**Exercise aim**
Make an exact copy of all the data.

**Data entries**

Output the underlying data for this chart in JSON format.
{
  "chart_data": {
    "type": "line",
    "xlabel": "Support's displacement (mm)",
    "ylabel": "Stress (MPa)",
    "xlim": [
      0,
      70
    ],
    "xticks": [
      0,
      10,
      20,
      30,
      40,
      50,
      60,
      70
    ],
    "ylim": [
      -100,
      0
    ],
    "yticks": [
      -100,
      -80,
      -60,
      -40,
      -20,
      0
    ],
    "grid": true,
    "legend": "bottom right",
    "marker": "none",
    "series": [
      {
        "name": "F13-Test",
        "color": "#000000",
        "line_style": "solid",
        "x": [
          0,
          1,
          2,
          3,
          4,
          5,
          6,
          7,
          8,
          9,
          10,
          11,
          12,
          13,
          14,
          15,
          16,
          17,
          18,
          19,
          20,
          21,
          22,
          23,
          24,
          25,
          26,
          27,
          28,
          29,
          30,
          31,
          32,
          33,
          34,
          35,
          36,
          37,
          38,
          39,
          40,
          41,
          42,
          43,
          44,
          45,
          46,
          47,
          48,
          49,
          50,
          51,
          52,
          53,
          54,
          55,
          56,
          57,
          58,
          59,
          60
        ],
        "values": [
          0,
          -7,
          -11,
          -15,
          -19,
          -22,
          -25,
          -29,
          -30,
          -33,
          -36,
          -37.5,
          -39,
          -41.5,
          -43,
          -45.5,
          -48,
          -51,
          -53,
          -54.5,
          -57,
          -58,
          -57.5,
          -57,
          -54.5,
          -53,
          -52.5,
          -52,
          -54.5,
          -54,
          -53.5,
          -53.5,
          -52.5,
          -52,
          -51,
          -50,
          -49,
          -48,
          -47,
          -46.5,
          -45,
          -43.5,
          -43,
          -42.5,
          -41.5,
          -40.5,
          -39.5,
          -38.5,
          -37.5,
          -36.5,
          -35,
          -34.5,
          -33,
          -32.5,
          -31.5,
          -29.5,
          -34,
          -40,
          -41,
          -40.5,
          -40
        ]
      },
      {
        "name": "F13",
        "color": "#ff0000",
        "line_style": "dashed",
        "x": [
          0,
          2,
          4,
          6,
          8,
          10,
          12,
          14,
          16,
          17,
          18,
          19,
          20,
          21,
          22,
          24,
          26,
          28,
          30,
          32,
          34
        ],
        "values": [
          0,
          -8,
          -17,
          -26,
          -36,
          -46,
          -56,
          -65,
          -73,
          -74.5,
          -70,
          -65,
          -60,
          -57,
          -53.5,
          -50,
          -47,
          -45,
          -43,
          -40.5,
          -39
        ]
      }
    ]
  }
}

**Solution for this exercise**
Output the underlying data for this chart in JSON format.
{
  "chart_data": {
    "type": "line",
    "xlabel": "Support's displacement (mm)",
    "ylabel": "Stress (MPa)",
    "xlim": [
      0,
      70
    ],
    "xticks": [
      0,
      10,
      20,
      30,
      40,
      50,
      60,
      70
    ],
    "ylim": [
      -100,
      0
    ],
    "yticks": [
      -100,
      -80,
      -60,
      -40,
      -20,
      0
    ],
    "grid": true,
    "legend": "bottom right",
    "marker": "none",
    "series": [
      {
        "name": "F13-Test",
        "color": "#000000",
        "line_style": "solid",
        "x": [
          0,
          1,
          2,
          3,
          4,
          5,
          6,
          7,
          8,
          9,
          10,
          11,
          12,
          13,
          14,
          15,
          16,
          17,
          18,
          19,
          20,
          21,
          22,
          23,
          24,
          25,
          26,
          27,
          28,
          29,
          30,
          31,
          32,
          33,
          34,
          35,
          36,
          37,
          38,
          39,
          40,
          41,
          42,
          43,
          44,
          45,
          46,
          47,
          48,
          49,
          50,
          51,
          52,
          53,
          54,
          55,
          56,
          57,
          58,
          59,
          60
        ],
        "values": [
          0,
          -7,
          -11,
          -15,
          -19,
          -22,
          -25,
          -29,
          -30,
          -33,
          -36,
          -37.5,
          -39,
          -41.5,
          -43,
          -45.5,
          -48,
          -51,
          -53,
          -54.5,
          -57,
          -58,
          -57.5,
          -57,
          -54.5,
          -53,
          -52.5,
          -52,
          -54.5,
          -54,
          -53.5,
          -53.5,
          -52.5,
          -52,
          -51,
          -50,
          -49,
          -48,
          -47,
          -46.5,
          -45,
          -43.5,
          -43,
          -42.5,
          -41.5,
          -40.5,
          -39.5,
          -38.5,
          -37.5,
          -36.5,
          -35,
          -34.5,
          -33,
          -32.5,
          -31.5,
          -29.5,
          -34,
          -40,
          -41,
          -40.5,
          -40
        ]
      },
      {
        "name": "F13",
        "color": "#ff0000",
        "line_style": "dashed",
        "x": [
          0,
          2,
          4,
          6,
          8,
          10,
          12,
          14,
          16,
          17,
          18,
          19,
          20,
          21,
          22,
          24,
          26,
          28,
          30,
          32,
          34
        ],
        "values": [
          0,
          -8,
          -17,
          -26,
          -36,
          -46,
          -56,
          -65,
          -73,
          -74.5,
          -70,
          -65,
          -60,
          -57,
          -53.5,
          -50,
          -47,
          -45,
          -43,
          -40.5,
          -39
        ]
      }
    ]
  }
}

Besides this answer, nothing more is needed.